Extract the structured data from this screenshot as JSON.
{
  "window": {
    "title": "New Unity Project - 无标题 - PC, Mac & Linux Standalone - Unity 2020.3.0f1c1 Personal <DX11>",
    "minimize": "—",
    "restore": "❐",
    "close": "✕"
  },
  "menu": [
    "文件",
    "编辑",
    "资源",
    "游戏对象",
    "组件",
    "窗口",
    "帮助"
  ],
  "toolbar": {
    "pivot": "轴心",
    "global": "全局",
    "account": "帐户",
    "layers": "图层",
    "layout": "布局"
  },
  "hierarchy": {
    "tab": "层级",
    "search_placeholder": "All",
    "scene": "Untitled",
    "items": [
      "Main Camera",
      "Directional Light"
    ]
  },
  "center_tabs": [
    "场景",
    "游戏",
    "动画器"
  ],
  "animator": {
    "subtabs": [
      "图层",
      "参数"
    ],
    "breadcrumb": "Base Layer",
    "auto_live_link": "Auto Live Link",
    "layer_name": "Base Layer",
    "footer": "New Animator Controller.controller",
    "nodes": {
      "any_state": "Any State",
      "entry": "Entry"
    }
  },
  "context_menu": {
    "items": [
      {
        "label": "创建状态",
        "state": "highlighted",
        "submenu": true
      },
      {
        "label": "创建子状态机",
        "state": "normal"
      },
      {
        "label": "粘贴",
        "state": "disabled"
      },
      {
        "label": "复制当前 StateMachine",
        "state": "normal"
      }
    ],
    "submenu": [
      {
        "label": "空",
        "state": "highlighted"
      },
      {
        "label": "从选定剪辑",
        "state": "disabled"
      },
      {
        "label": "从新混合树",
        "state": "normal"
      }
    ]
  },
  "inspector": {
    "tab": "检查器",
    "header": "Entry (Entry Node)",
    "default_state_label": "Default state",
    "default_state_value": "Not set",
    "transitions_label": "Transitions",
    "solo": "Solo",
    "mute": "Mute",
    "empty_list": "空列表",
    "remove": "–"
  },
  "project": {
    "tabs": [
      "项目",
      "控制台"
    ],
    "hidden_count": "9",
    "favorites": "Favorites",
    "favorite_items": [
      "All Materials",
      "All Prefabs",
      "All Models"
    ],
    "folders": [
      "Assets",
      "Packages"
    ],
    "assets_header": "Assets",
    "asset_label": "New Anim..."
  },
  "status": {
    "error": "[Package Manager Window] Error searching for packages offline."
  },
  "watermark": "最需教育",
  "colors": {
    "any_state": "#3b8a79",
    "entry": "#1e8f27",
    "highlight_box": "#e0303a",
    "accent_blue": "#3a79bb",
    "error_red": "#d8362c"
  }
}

··········

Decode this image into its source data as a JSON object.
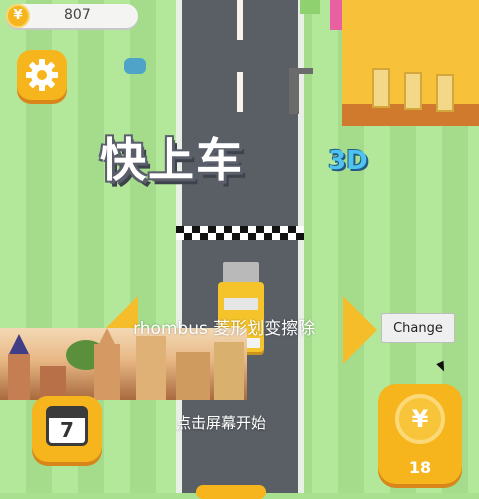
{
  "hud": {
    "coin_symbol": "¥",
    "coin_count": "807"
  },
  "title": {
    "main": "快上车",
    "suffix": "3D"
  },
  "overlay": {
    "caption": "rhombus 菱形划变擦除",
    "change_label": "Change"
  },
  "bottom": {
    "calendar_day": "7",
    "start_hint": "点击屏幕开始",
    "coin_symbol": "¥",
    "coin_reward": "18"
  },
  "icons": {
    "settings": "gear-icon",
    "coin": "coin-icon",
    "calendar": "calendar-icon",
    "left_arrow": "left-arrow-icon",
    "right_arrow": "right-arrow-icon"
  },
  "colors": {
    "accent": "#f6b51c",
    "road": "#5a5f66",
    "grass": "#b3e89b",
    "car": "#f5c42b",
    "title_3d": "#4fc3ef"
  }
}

··········

List each line in the listing that contains the string "JSON".

Extract the structured data from this screenshot as JSON.
Decode this image into its source data as a JSON object.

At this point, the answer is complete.